Reproduce each record exactly.

→ **RECORDED INFORMATION**
# # # # # # #

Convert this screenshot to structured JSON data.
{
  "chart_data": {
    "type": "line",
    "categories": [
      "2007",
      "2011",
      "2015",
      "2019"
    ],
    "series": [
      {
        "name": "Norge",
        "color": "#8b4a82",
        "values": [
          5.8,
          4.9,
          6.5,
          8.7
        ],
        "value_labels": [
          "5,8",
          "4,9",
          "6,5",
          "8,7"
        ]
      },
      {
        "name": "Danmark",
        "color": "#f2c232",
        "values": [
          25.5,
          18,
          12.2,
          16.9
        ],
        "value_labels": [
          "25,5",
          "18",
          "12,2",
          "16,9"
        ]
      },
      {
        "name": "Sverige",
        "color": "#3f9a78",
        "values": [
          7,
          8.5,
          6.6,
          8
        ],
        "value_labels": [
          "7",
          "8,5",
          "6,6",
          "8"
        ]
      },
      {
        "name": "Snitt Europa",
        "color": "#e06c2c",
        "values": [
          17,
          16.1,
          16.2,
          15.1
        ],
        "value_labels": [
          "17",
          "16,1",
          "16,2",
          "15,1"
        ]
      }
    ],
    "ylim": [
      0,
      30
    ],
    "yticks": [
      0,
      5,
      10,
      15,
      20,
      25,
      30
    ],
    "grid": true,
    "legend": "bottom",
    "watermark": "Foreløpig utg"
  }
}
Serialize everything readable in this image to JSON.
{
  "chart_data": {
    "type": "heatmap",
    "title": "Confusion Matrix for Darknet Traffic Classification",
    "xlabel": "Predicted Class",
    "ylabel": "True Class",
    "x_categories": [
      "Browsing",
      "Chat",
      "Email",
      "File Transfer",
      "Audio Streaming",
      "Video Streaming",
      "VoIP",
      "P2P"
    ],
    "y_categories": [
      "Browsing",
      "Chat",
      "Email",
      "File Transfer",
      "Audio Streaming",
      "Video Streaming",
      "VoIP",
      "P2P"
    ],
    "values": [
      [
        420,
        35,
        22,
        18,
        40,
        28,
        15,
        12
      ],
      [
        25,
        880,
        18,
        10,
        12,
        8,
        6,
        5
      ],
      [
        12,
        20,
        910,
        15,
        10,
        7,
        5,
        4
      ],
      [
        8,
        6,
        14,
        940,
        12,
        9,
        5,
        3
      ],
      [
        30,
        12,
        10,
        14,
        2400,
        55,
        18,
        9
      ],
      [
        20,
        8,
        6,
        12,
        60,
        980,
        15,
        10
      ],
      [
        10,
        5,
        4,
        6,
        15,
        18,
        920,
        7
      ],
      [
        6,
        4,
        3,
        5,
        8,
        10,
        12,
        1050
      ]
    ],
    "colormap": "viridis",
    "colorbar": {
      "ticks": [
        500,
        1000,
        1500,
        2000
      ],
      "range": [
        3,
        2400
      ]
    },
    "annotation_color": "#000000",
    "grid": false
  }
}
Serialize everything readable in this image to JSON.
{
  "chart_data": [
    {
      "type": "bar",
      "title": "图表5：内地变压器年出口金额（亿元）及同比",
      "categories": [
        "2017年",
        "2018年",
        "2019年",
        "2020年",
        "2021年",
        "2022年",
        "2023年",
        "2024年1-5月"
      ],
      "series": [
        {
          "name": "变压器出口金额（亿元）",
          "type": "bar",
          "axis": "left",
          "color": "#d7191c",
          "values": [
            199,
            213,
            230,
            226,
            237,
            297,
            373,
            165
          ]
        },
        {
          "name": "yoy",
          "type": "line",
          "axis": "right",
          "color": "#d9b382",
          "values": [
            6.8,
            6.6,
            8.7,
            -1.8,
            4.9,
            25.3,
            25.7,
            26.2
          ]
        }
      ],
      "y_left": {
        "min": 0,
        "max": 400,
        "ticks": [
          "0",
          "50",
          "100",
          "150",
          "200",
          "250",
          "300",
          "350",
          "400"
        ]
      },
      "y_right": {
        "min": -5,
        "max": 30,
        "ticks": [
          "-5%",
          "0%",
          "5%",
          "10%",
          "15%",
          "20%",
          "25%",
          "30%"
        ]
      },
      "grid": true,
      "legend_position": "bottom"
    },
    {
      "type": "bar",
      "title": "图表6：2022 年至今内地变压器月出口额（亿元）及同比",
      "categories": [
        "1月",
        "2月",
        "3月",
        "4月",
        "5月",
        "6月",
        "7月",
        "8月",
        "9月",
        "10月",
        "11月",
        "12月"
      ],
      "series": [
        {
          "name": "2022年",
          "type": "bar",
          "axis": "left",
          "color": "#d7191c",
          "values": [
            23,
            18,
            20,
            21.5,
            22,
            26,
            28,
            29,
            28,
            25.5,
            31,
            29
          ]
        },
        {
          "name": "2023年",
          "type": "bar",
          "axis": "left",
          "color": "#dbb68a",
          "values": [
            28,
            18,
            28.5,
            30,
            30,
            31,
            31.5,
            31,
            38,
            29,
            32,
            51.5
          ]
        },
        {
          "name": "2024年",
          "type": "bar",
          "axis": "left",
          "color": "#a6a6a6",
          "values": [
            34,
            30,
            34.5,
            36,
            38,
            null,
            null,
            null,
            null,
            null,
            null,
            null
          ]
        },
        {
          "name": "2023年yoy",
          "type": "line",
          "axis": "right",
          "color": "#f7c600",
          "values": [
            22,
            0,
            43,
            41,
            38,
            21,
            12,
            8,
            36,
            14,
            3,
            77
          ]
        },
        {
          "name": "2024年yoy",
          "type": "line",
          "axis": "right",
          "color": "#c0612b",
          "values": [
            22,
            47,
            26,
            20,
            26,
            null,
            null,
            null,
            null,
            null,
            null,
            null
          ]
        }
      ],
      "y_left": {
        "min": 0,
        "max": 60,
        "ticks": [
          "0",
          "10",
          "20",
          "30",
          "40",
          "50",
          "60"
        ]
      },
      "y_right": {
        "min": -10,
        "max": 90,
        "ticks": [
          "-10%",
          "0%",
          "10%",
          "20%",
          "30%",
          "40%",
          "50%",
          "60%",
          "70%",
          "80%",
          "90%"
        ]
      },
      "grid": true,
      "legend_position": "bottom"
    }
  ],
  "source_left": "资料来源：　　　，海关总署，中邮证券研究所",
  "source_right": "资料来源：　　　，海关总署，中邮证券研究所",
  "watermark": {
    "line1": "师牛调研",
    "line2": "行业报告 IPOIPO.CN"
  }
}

# # # # # # #

→ **RESPONSE BELOW**
Convert this screenshot to structured JSON data.
{
  "chart_data": {
    "type": "line",
    "categories": [
      "2007",
      "2011",
      "2015",
      "2019"
    ],
    "series": [
      {
        "name": "Norge",
        "color": "#8b4a82",
        "values": [
          5.8,
          4.9,
          6.5,
          8.7
        ],
        "value_labels": [
          "5,8",
          "4,9",
          "6,5",
          "8,7"
        ]
      },
      {
        "name": "Danmark",
        "color": "#f2c232",
        "values": [
          25.5,
          18,
          12.2,
          16.9
        ],
        "value_labels": [
          "25,5",
          "18",
          "12,2",
          "16,9"
        ]
      },
      {
        "name": "Sverige",
        "color": "#3f9a78",
        "values": [
          7,
          8.5,
          6.6,
          8
        ],
        "value_labels": [
          "7",
          "8,5",
          "6,6",
          "8"
        ]
      },
      {
        "name": "Snitt Europa",
        "color": "#e06c2c",
        "values": [
          17,
          16.1,
          16.2,
          15.1
        ],
        "value_labels": [
          "17",
          "16,1",
          "16,2",
          "15,1"
        ]
      }
    ],
    "ylim": [
      0,
      30
    ],
    "yticks": [
      0,
      5,
      10,
      15,
      20,
      25,
      30
    ],
    "grid": true,
    "legend": "bottom",
    "watermark": "Foreløpig utg"
  }
}
Serialize everything readable in this image to JSON.
{
  "chart_data": {
    "type": "heatmap",
    "title": "Confusion Matrix for Darknet Traffic Classification",
    "xlabel": "Predicted Class",
    "ylabel": "True Class",
    "x_categories": [
      "Browsing",
      "Chat",
      "Email",
      "File Transfer",
      "Audio Streaming",
      "Video Streaming",
      "VoIP",
      "P2P"
    ],
    "y_categories": [
      "Browsing",
      "Chat",
      "Email",
      "File Transfer",
      "Audio Streaming",
      "Video Streaming",
      "VoIP",
      "P2P"
    ],
    "values": [
      [
        420,
        35,
        22,
        18,
        40,
        28,
        15,
        12
      ],
      [
        25,
        880,
        18,
        10,
        12,
        8,
        6,
        5
      ],
      [
        12,
        20,
        910,
        15,
        10,
        7,
        5,
        4
      ],
      [
        8,
        6,
        14,
        940,
        12,
        9,
        5,
        3
      ],
      [
        30,
        12,
        10,
        14,
        2400,
        55,
        18,
        9
      ],
      [
        20,
        8,
        6,
        12,
        60,
        980,
        15,
        10
      ],
      [
        10,
        5,
        4,
        6,
        15,
        18,
        920,
        7
      ],
      [
        6,
        4,
        3,
        5,
        8,
        10,
        12,
        1050
      ]
    ],
    "colormap": "viridis",
    "colorbar": {
      "ticks": [
        500,
        1000,
        1500,
        2000
      ],
      "range": [
        3,
        2400
      ]
    },
    "annotation_color": "#000000",
    "grid": false
  }
}
Serialize everything readable in this image to JSON.
{
  "chart_data": [
    {
      "type": "bar",
      "title": "图表5：内地变压器年出口金额（亿元）及同比",
      "categories": [
        "2017年",
        "2018年",
        "2019年",
        "2020年",
        "2021年",
        "2022年",
        "2023年",
        "2024年1-5月"
      ],
      "series": [
        {
          "name": "变压器出口金额（亿元）",
          "type": "bar",
          "axis": "left",
          "color": "#d7191c",
          "values": [
            199,
            213,
            230,
            226,
            237,
            297,
            373,
            165
          ]
        },
        {
          "name": "yoy",
          "type": "line",
          "axis": "right",
          "color": "#d9b382",
          "values": [
            6.8,
            6.6,
            8.7,
            -1.8,
            4.9,
            25.3,
            25.7,
            26.2
          ]
        }
      ],
      "y_left": {
        "min": 0,
        "max": 400,
        "ticks": [
          "0",
          "50",
          "100",
          "150",
          "200",
          "250",
          "300",
          "350",
          "400"
        ]
      },
      "y_right": {
        "min": -5,
        "max": 30,
        "ticks": [
          "-5%",
          "0%",
          "5%",
          "10%",
          "15%",
          "20%",
          "25%",
          "30%"
        ]
      },
      "grid": true,
      "legend_position": "bottom"
    },
    {
      "type": "bar",
      "title": "图表6：2022 年至今内地变压器月出口额（亿元）及同比",
      "categories": [
        "1月",
        "2月",
        "3月",
        "4月",
        "5月",
        "6月",
        "7月",
        "8月",
        "9月",
        "10月",
        "11月",
        "12月"
      ],
      "series": [
        {
          "name": "2022年",
          "type": "bar",
          "axis": "left",
          "color": "#d7191c",
          "values": [
            23,
            18,
            20,
            21.5,
            22,
            26,
            28,
            29,
            28,
            25.5,
            31,
            29
          ]
        },
        {
          "name": "2023年",
          "type": "bar",
          "axis": "left",
          "color": "#dbb68a",
          "values": [
            28,
            18,
            28.5,
            30,
            30,
            31,
            31.5,
            31,
            38,
            29,
            32,
            51.5
          ]
        },
        {
          "name": "2024年",
          "type": "bar",
          "axis": "left",
          "color": "#a6a6a6",
          "values": [
            34,
            30,
            34.5,
            36,
            38,
            null,
            null,
            null,
            null,
            null,
            null,
            null
          ]
        },
        {
          "name": "2023年yoy",
          "type": "line",
          "axis": "right",
          "color": "#f7c600",
          "values": [
            22,
            0,
            43,
            41,
            38,
            21,
            12,
            8,
            36,
            14,
            3,
            77
          ]
        },
        {
          "name": "2024年yoy",
          "type": "line",
          "axis": "right",
          "color": "#c0612b",
          "values": [
            22,
            47,
            26,
            20,
            26,
            null,
            null,
            null,
            null,
            null,
            null,
            null
          ]
        }
      ],
      "y_left": {
        "min": 0,
        "max": 60,
        "ticks": [
          "0",
          "10",
          "20",
          "30",
          "40",
          "50",
          "60"
        ]
      },
      "y_right": {
        "min": -10,
        "max": 90,
        "ticks": [
          "-10%",
          "0%",
          "10%",
          "20%",
          "30%",
          "40%",
          "50%",
          "60%",
          "70%",
          "80%",
          "90%"
        ]
      },
      "grid": true,
      "legend_position": "bottom"
    }
  ],
  "source_left": "资料来源：　　　，海关总署，中邮证券研究所",
  "source_right": "资料来源：　　　，海关总署，中邮证券研究所",
  "watermark": {
    "line1": "师牛调研",
    "line2": "行业报告 IPOIPO.CN"
  }
}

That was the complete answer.